(Entries from a dataset)
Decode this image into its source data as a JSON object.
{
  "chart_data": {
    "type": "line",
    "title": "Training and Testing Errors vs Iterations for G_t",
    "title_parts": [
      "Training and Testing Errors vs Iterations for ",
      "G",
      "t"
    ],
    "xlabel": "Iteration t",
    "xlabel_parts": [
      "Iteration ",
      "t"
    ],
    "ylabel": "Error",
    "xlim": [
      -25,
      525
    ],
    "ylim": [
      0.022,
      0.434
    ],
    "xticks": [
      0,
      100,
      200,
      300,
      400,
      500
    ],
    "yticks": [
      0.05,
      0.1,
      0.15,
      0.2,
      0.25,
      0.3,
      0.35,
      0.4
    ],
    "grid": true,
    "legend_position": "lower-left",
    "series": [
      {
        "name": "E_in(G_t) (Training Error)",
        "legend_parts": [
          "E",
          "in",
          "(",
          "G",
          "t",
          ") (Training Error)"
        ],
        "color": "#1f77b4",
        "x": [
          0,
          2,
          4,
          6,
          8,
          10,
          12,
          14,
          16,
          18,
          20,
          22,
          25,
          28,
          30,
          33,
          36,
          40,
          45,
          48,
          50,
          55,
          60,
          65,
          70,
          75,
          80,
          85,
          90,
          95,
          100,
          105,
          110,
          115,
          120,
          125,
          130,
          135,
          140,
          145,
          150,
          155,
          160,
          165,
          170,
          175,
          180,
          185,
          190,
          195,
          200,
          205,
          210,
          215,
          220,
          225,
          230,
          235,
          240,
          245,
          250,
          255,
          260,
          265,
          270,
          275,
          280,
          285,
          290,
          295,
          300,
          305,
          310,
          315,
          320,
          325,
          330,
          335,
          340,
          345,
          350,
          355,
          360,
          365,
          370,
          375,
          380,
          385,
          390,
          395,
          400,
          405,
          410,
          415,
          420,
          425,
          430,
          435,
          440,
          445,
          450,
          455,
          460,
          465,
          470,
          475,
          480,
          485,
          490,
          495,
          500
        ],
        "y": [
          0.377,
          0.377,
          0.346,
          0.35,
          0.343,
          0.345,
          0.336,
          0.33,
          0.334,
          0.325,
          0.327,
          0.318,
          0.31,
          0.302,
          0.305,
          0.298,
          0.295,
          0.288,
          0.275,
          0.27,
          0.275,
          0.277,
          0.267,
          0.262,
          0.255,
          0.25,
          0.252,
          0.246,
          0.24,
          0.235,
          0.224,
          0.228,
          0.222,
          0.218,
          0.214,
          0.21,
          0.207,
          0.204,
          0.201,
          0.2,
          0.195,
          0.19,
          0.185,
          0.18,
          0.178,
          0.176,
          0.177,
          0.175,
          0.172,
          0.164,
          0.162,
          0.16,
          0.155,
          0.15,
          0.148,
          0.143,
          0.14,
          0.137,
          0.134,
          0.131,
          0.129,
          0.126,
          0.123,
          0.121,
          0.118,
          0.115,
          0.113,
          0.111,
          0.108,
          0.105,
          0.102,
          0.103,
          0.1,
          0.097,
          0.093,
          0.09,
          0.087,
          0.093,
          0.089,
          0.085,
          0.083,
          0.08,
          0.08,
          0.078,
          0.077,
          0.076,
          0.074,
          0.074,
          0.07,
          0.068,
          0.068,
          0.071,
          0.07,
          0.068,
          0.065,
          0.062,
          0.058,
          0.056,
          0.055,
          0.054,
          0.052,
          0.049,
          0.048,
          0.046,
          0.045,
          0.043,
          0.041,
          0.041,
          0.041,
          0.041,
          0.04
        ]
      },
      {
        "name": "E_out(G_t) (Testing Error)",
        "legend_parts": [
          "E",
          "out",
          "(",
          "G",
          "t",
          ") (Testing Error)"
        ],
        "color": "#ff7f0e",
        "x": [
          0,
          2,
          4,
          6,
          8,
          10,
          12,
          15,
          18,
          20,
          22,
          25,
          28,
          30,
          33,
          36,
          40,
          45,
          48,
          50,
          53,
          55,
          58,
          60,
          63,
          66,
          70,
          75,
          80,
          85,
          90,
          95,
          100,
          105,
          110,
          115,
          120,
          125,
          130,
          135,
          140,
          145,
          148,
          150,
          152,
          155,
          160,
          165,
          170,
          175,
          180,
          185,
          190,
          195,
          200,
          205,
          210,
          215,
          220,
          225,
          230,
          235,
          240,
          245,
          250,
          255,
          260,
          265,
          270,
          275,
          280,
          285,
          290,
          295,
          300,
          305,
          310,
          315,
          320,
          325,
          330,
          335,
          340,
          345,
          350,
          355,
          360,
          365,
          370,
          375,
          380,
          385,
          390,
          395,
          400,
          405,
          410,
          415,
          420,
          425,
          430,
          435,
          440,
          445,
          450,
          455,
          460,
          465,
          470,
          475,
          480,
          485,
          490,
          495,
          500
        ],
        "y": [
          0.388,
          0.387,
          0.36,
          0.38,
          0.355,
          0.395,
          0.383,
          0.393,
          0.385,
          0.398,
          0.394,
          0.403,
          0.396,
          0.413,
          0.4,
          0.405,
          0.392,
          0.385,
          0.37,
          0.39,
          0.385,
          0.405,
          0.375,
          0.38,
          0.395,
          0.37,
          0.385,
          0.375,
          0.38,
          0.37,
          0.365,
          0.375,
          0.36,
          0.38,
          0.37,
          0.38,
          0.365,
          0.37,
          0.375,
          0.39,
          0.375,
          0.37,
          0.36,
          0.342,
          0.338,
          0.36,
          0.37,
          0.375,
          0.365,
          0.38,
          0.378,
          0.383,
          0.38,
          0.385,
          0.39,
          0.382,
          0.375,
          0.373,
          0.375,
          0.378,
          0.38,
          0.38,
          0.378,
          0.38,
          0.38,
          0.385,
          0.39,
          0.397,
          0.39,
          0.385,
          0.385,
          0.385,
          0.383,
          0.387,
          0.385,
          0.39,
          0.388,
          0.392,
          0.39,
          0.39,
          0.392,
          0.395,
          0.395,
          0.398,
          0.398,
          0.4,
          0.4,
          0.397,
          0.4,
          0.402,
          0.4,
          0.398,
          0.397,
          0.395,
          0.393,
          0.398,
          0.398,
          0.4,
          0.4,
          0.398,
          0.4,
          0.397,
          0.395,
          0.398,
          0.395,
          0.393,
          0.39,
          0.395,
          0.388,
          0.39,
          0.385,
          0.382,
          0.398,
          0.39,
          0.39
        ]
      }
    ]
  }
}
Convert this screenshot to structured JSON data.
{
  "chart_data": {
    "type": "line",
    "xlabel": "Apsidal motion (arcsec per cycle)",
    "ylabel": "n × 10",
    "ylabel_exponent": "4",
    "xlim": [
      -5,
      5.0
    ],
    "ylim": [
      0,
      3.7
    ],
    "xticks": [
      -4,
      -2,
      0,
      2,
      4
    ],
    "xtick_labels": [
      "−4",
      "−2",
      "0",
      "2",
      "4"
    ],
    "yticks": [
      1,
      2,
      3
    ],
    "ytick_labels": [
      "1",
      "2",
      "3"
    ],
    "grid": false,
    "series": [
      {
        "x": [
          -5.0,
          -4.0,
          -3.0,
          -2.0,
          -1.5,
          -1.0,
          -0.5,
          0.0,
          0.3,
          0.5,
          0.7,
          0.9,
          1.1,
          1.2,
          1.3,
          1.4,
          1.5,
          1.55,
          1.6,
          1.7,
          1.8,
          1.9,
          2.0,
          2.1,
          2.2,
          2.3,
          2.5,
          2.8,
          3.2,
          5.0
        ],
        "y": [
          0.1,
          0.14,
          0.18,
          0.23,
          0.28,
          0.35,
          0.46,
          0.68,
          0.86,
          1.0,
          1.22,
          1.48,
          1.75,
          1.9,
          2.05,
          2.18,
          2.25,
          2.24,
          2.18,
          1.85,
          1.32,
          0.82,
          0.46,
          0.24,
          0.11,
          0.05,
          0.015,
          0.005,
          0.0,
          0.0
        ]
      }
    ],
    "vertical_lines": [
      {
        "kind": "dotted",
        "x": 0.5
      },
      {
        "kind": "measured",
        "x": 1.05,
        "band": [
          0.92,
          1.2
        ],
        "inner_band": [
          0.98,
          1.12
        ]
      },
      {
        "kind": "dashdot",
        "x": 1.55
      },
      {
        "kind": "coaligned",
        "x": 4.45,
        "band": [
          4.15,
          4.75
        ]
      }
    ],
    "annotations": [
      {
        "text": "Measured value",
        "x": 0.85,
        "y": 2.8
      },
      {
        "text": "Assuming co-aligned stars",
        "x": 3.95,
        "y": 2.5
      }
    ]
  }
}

- Prompt
Isolate the lines above that contain the word "Iterations" and copy them.

- Written answer
    "title": "Training and Testing Errors vs Iterations for G_t",
      "Training and Testing Errors vs Iterations for ",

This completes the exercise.